Your objective: The listing below should be printed exactly, every line of it. Skip the pictures.

• • • • • • •

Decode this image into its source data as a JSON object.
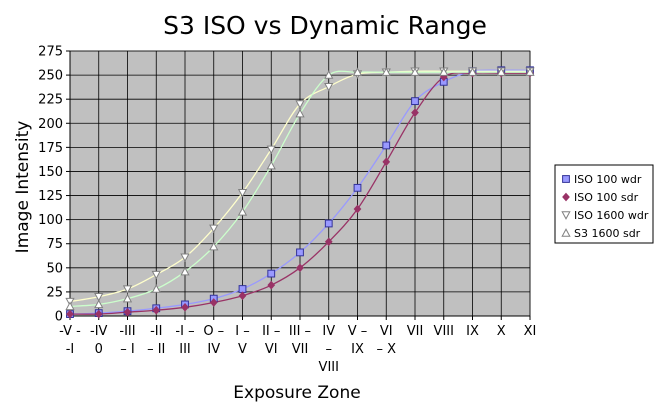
{
  "chart_data": {
    "type": "line",
    "title": "S3 ISO vs Dynamic Range",
    "xlabel": "Exposure Zone",
    "ylabel": "Image Intensity",
    "ylim": [
      0,
      275
    ],
    "yticks": [
      0,
      25,
      50,
      75,
      100,
      125,
      150,
      175,
      200,
      225,
      250,
      275
    ],
    "grid": true,
    "legend_position": "right",
    "categories": [
      {
        "line1": "-V -",
        "line2": "-I",
        "line3": ""
      },
      {
        "line1": "-IV",
        "line2": "0",
        "line3": ""
      },
      {
        "line1": "-III",
        "line2": "– I",
        "line3": ""
      },
      {
        "line1": "-II",
        "line2": "– II",
        "line3": ""
      },
      {
        "line1": "-I –",
        "line2": "III",
        "line3": ""
      },
      {
        "line1": "O –",
        "line2": "IV",
        "line3": ""
      },
      {
        "line1": "I –",
        "line2": "V",
        "line3": ""
      },
      {
        "line1": "II –",
        "line2": "VI",
        "line3": ""
      },
      {
        "line1": "III –",
        "line2": "VII",
        "line3": ""
      },
      {
        "line1": "IV",
        "line2": "–",
        "line3": "VIII"
      },
      {
        "line1": "V –",
        "line2": "IX",
        "line3": ""
      },
      {
        "line1": "VI",
        "line2": "– X",
        "line3": ""
      },
      {
        "line1": "VII",
        "line2": "",
        "line3": ""
      },
      {
        "line1": "VIII",
        "line2": "",
        "line3": ""
      },
      {
        "line1": "IX",
        "line2": "",
        "line3": ""
      },
      {
        "line1": "X",
        "line2": "",
        "line3": ""
      },
      {
        "line1": "XI",
        "line2": "",
        "line3": ""
      }
    ],
    "series": [
      {
        "name": "ISO 100 wdr",
        "color": "#9999ff",
        "marker": "square",
        "marker_fill": "#9999ff",
        "marker_stroke": "#333399",
        "values": [
          2,
          3,
          5,
          8,
          12,
          18,
          28,
          44,
          66,
          96,
          133,
          177,
          223,
          243,
          254,
          255,
          255
        ]
      },
      {
        "name": "ISO 100 sdr",
        "color": "#993366",
        "marker": "diamond",
        "marker_fill": "#993366",
        "marker_stroke": "#993366",
        "values": [
          2,
          2,
          4,
          6,
          9,
          14,
          21,
          32,
          50,
          77,
          111,
          160,
          211,
          248,
          252,
          252,
          252
        ]
      },
      {
        "name": "ISO 1600 wdr",
        "color": "#ffffcc",
        "marker": "triangle-down",
        "marker_fill": "#ffffff",
        "marker_stroke": "#808080",
        "values": [
          15,
          20,
          28,
          43,
          61,
          91,
          128,
          173,
          220,
          238,
          251,
          253,
          254,
          254,
          254,
          254,
          254
        ]
      },
      {
        "name": "S3 1600 sdr",
        "color": "#ccffcc",
        "marker": "triangle-up",
        "marker_fill": "#ffffff",
        "marker_stroke": "#808080",
        "values": [
          10,
          12,
          18,
          28,
          46,
          72,
          108,
          156,
          210,
          250,
          253,
          253,
          253,
          253,
          253,
          253,
          253
        ]
      }
    ]
  }
}
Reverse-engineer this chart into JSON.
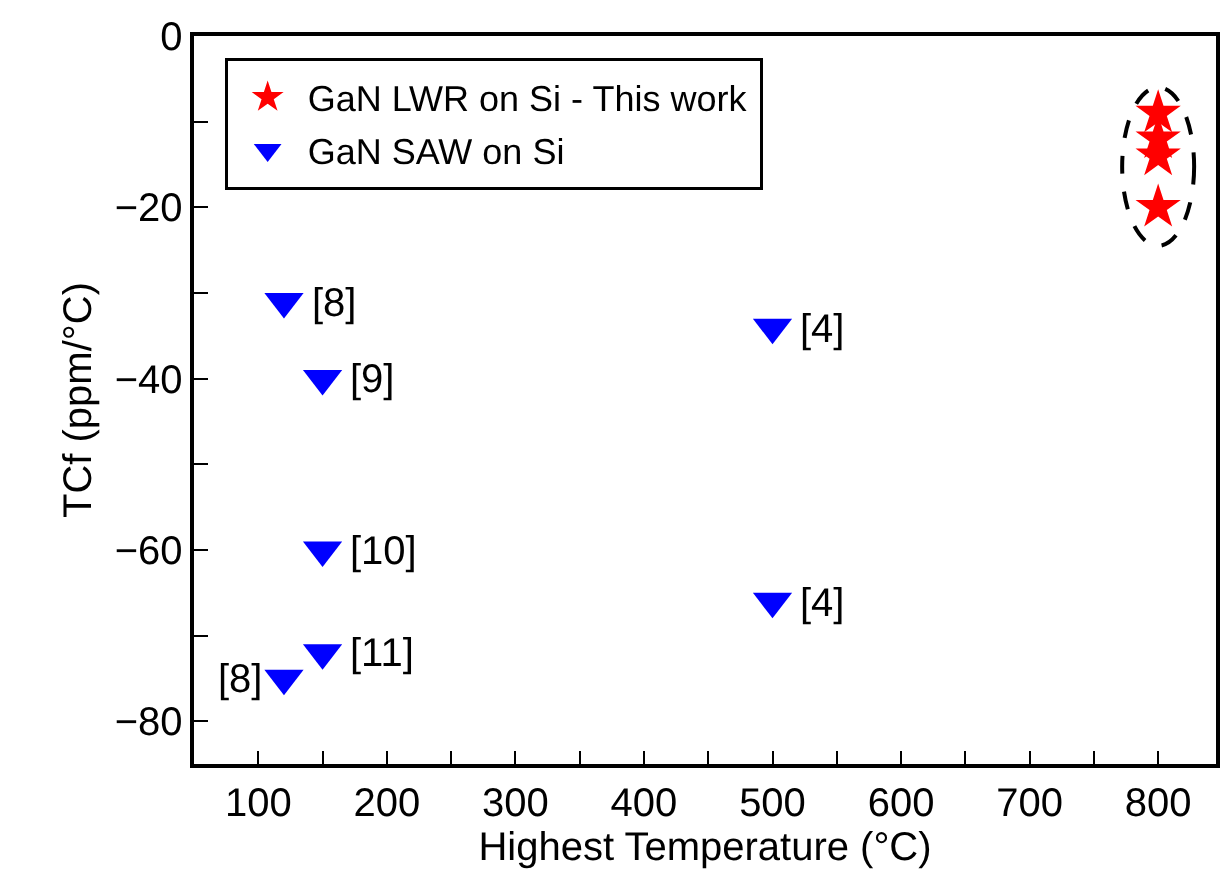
{
  "chart_data": {
    "type": "scatter",
    "xlabel": "Highest Temperature (°C)",
    "ylabel": "TCf (ppm/°C)",
    "series": [
      {
        "name": "GaN LWR on Si - This work",
        "color": "#ff0000",
        "marker": "star",
        "x": [
          800,
          800,
          800,
          800
        ],
        "values": [
          -9,
          -12,
          -14,
          -20
        ]
      },
      {
        "name": "GaN SAW on Si",
        "color": "#0000ff",
        "marker": "triangle",
        "x": [
          120,
          150,
          150,
          150,
          120,
          500,
          500
        ],
        "values": [
          -31,
          -40,
          -60,
          -72,
          -75,
          -34,
          -66
        ]
      }
    ],
    "xlim": [
      50,
      845
    ],
    "xticks": [
      100,
      {
        "value": 150,
        "label": null
      },
      200,
      {
        "value": 250,
        "label": null
      },
      300,
      {
        "value": 350,
        "label": null
      },
      400,
      {
        "value": 450,
        "label": null
      },
      500,
      {
        "value": 550,
        "label": null
      },
      600,
      {
        "value": 650,
        "label": null
      },
      700,
      {
        "value": 750,
        "label": null
      },
      800
    ],
    "ylim": [
      -85,
      0
    ],
    "yticks": [
      0,
      {
        "value": -10,
        "label": null
      },
      -20,
      {
        "value": -30,
        "label": null
      },
      -40,
      {
        "value": -50,
        "label": null
      },
      -60,
      {
        "value": -70,
        "label": null
      },
      -80
    ],
    "annotations": [
      {
        "text": "[8]",
        "x": 120,
        "y": -31
      },
      {
        "text": "[9]",
        "x": 150,
        "y": -40
      },
      {
        "text": "[10]",
        "x": 150,
        "y": -60
      },
      {
        "text": "[11]",
        "x": 150,
        "y": -72
      },
      {
        "text": "[8]",
        "x": 120,
        "y": -75
      },
      {
        "text": "[4]",
        "x": 500,
        "y": -34
      },
      {
        "text": "[4]",
        "x": 500,
        "y": -66
      }
    ],
    "legend": "top left"
  }
}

• • • • • • •

Full answer:
Decode this image into its source data as a JSON object.
{
  "chart_data": {
    "type": "line",
    "title": "S3 ISO vs Dynamic Range",
    "xlabel": "Exposure Zone",
    "ylabel": "Image Intensity",
    "ylim": [
      0,
      275
    ],
    "yticks": [
      0,
      25,
      50,
      75,
      100,
      125,
      150,
      175,
      200,
      225,
      250,
      275
    ],
    "grid": true,
    "legend_position": "right",
    "categories": [
      {
        "line1": "-V -",
        "line2": "-I",
        "line3": ""
      },
      {
        "line1": "-IV",
        "line2": "0",
        "line3": ""
      },
      {
        "line1": "-III",
        "line2": "– I",
        "line3": ""
      },
      {
        "line1": "-II",
        "line2": "– II",
        "line3": ""
      },
      {
        "line1": "-I –",
        "line2": "III",
        "line3": ""
      },
      {
        "line1": "O –",
        "line2": "IV",
        "line3": ""
      },
      {
        "line1": "I –",
        "line2": "V",
        "line3": ""
      },
      {
        "line1": "II –",
        "line2": "VI",
        "line3": ""
      },
      {
        "line1": "III –",
        "line2": "VII",
        "line3": ""
      },
      {
        "line1": "IV",
        "line2": "–",
        "line3": "VIII"
      },
      {
        "line1": "V –",
        "line2": "IX",
        "line3": ""
      },
      {
        "line1": "VI",
        "line2": "– X",
        "line3": ""
      },
      {
        "line1": "VII",
        "line2": "",
        "line3": ""
      },
      {
        "line1": "VIII",
        "line2": "",
        "line3": ""
      },
      {
        "line1": "IX",
        "line2": "",
        "line3": ""
      },
      {
        "line1": "X",
        "line2": "",
        "line3": ""
      },
      {
        "line1": "XI",
        "line2": "",
        "line3": ""
      }
    ],
    "series": [
      {
        "name": "ISO 100 wdr",
        "color": "#9999ff",
        "marker": "square",
        "marker_fill": "#9999ff",
        "marker_stroke": "#333399",
        "values": [
          2,
          3,
          5,
          8,
          12,
          18,
          28,
          44,
          66,
          96,
          133,
          177,
          223,
          243,
          254,
          255,
          255
        ]
      },
      {
        "name": "ISO 100 sdr",
        "color": "#993366",
        "marker": "diamond",
        "marker_fill": "#993366",
        "marker_stroke": "#993366",
        "values": [
          2,
          2,
          4,
          6,
          9,
          14,
          21,
          32,
          50,
          77,
          111,
          160,
          211,
          248,
          252,
          252,
          252
        ]
      },
      {
        "name": "ISO 1600 wdr",
        "color": "#ffffcc",
        "marker": "triangle-down",
        "marker_fill": "#ffffff",
        "marker_stroke": "#808080",
        "values": [
          15,
          20,
          28,
          43,
          61,
          91,
          128,
          173,
          220,
          238,
          251,
          253,
          254,
          254,
          254,
          254,
          254
        ]
      },
      {
        "name": "S3 1600 sdr",
        "color": "#ccffcc",
        "marker": "triangle-up",
        "marker_fill": "#ffffff",
        "marker_stroke": "#808080",
        "values": [
          10,
          12,
          18,
          28,
          46,
          72,
          108,
          156,
          210,
          250,
          253,
          253,
          253,
          253,
          253,
          253,
          253
        ]
      }
    ]
  }
}
Reverse-engineer this chart into JSON.
{
  "chart_data": {
    "type": "scatter",
    "xlabel": "Highest Temperature (°C)",
    "ylabel": "TCf (ppm/°C)",
    "series": [
      {
        "name": "GaN LWR on Si - This work",
        "color": "#ff0000",
        "marker": "star",
        "x": [
          800,
          800,
          800,
          800
        ],
        "values": [
          -9,
          -12,
          -14,
          -20
        ]
      },
      {
        "name": "GaN SAW on Si",
        "color": "#0000ff",
        "marker": "triangle",
        "x": [
          120,
          150,
          150,
          150,
          120,
          500,
          500
        ],
        "values": [
          -31,
          -40,
          -60,
          -72,
          -75,
          -34,
          -66
        ]
      }
    ],
    "xlim": [
      50,
      845
    ],
    "xticks": [
      100,
      {
        "value": 150,
        "label": null
      },
      200,
      {
        "value": 250,
        "label": null
      },
      300,
      {
        "value": 350,
        "label": null
      },
      400,
      {
        "value": 450,
        "label": null
      },
      500,
      {
        "value": 550,
        "label": null
      },
      600,
      {
        "value": 650,
        "label": null
      },
      700,
      {
        "value": 750,
        "label": null
      },
      800
    ],
    "ylim": [
      -85,
      0
    ],
    "yticks": [
      0,
      {
        "value": -10,
        "label": null
      },
      -20,
      {
        "value": -30,
        "label": null
      },
      -40,
      {
        "value": -50,
        "label": null
      },
      -60,
      {
        "value": -70,
        "label": null
      },
      -80
    ],
    "annotations": [
      {
        "text": "[8]",
        "x": 120,
        "y": -31
      },
      {
        "text": "[9]",
        "x": 150,
        "y": -40
      },
      {
        "text": "[10]",
        "x": 150,
        "y": -60
      },
      {
        "text": "[11]",
        "x": 150,
        "y": -72
      },
      {
        "text": "[8]",
        "x": 120,
        "y": -75
      },
      {
        "text": "[4]",
        "x": 500,
        "y": -34
      },
      {
        "text": "[4]",
        "x": 500,
        "y": -66
      }
    ],
    "legend": "top left"
  }
}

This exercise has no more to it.